§ **Description of the task**: Take each line containing "Steps" and report it exactly as written.

*** Data for this task

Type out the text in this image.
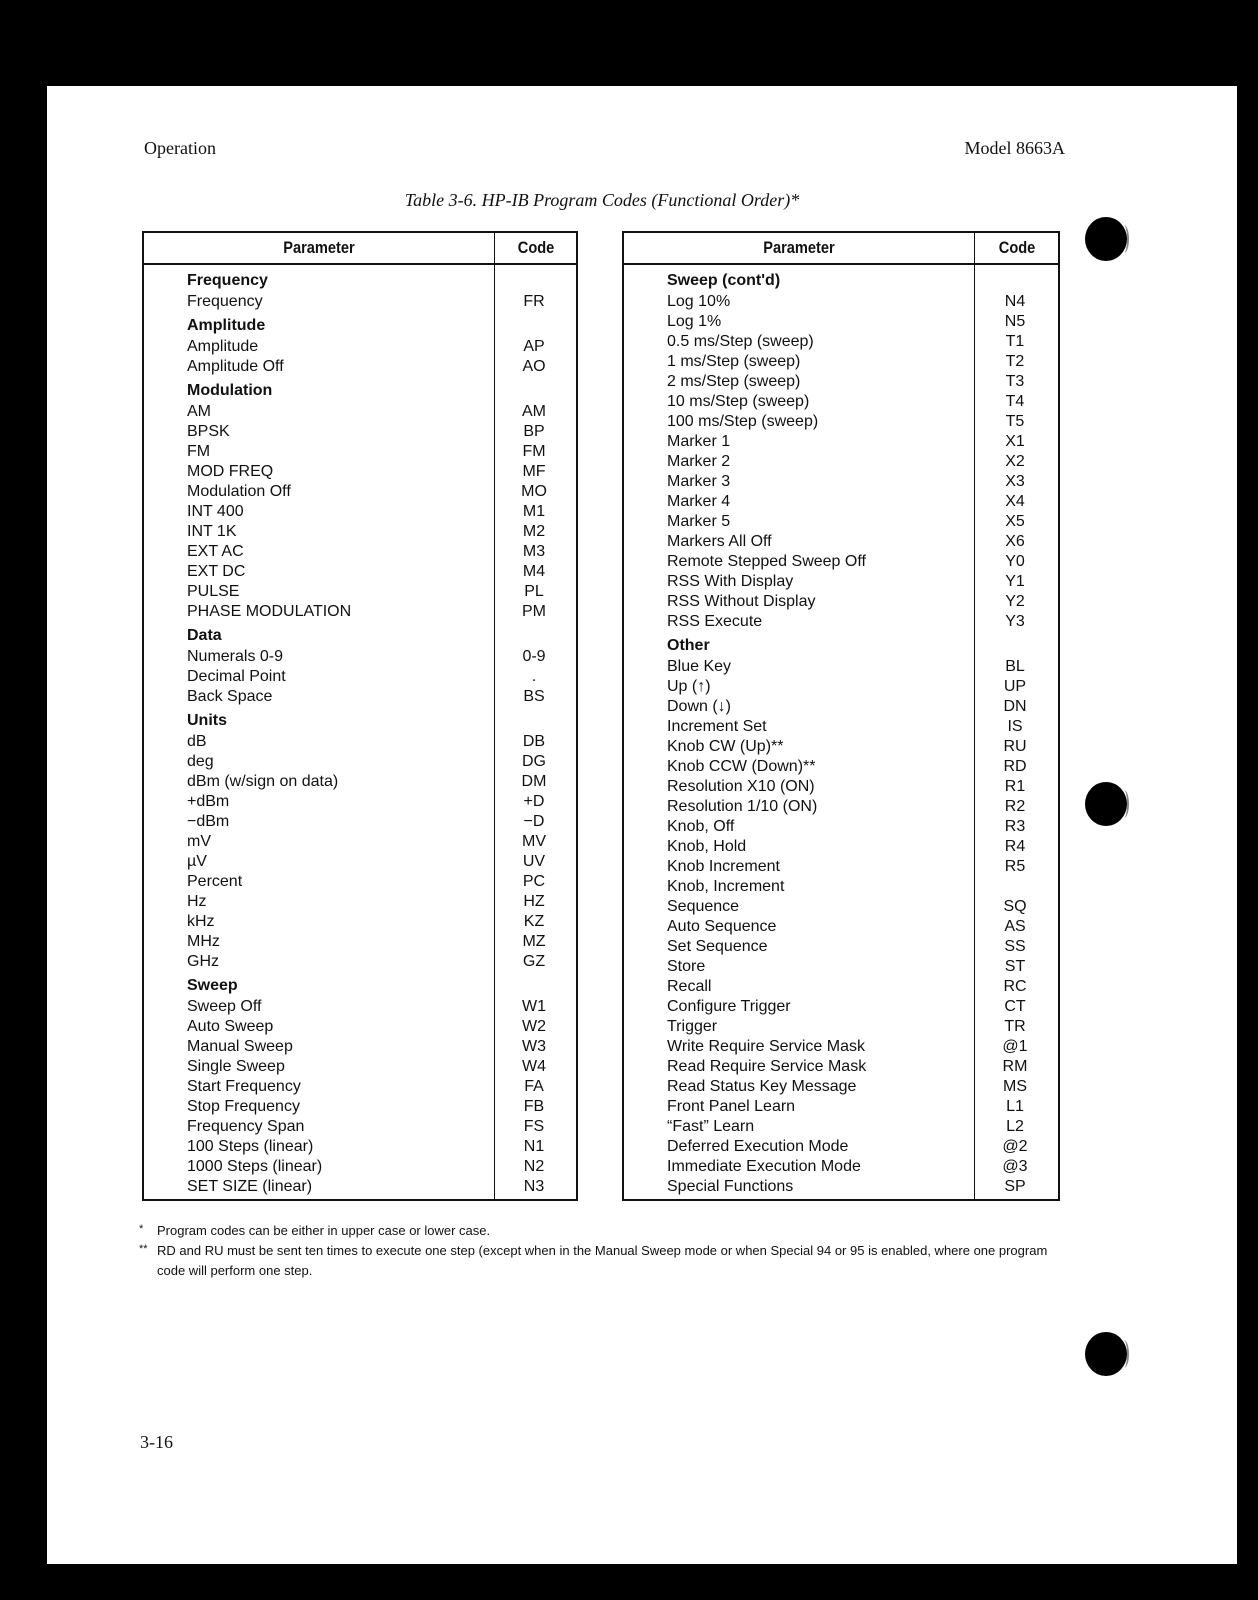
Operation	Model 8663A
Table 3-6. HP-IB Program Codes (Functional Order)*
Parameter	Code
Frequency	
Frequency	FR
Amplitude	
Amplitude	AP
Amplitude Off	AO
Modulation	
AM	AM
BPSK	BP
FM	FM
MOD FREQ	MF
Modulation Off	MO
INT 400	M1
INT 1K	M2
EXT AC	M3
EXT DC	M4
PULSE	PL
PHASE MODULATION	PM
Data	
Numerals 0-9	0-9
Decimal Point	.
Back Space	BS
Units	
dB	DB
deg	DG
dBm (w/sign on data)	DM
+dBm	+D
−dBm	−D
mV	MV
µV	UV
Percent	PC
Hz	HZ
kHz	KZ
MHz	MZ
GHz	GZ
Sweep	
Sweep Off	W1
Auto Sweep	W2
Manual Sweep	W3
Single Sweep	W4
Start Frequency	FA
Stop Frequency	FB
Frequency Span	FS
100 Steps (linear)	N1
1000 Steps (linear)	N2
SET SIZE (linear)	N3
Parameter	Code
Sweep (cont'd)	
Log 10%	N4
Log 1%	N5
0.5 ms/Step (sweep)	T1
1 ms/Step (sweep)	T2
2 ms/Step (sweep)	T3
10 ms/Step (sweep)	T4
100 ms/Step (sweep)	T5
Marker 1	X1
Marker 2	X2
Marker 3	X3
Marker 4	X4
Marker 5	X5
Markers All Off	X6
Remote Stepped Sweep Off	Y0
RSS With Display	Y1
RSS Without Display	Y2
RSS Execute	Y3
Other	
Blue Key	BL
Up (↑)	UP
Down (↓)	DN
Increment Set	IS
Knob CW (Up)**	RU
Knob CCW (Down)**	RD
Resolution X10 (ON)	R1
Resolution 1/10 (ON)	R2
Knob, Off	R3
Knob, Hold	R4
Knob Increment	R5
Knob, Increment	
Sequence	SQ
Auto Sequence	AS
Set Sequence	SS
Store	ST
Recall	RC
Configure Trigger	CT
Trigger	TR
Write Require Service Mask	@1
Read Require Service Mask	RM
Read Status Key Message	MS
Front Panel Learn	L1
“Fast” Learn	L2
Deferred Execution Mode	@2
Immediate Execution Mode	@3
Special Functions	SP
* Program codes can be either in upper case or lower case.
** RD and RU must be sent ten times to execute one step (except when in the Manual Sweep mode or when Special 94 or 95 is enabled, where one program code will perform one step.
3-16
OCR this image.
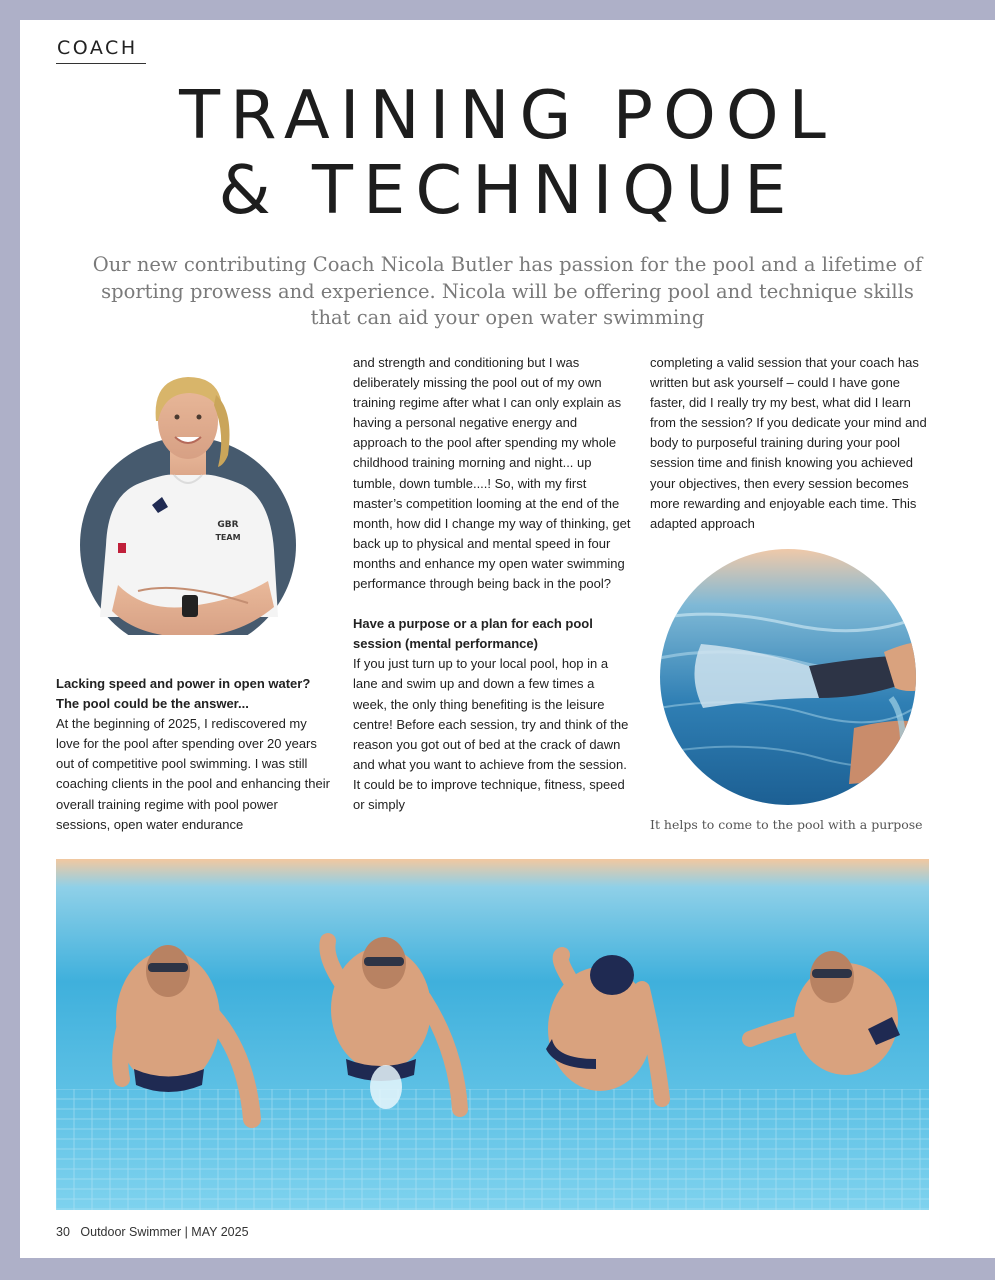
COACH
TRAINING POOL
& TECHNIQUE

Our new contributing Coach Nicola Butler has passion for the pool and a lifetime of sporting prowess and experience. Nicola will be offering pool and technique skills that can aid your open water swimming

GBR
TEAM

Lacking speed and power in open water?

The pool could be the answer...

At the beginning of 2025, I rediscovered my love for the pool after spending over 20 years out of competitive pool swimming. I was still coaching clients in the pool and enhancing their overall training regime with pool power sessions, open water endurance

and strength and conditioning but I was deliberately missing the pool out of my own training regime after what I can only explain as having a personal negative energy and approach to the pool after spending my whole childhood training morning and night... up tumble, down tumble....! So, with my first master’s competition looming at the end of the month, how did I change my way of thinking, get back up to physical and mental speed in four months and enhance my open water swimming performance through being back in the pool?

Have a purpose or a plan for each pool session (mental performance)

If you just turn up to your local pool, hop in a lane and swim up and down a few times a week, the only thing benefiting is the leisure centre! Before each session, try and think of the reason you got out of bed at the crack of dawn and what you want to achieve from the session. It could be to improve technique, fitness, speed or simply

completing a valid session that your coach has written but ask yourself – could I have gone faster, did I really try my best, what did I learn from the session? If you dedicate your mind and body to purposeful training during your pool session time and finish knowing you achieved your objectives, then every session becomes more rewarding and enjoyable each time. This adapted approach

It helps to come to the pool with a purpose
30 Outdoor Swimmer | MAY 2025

******

§ **In response**:
100 Steps (linear)	N1
1000 Steps (linear)	N2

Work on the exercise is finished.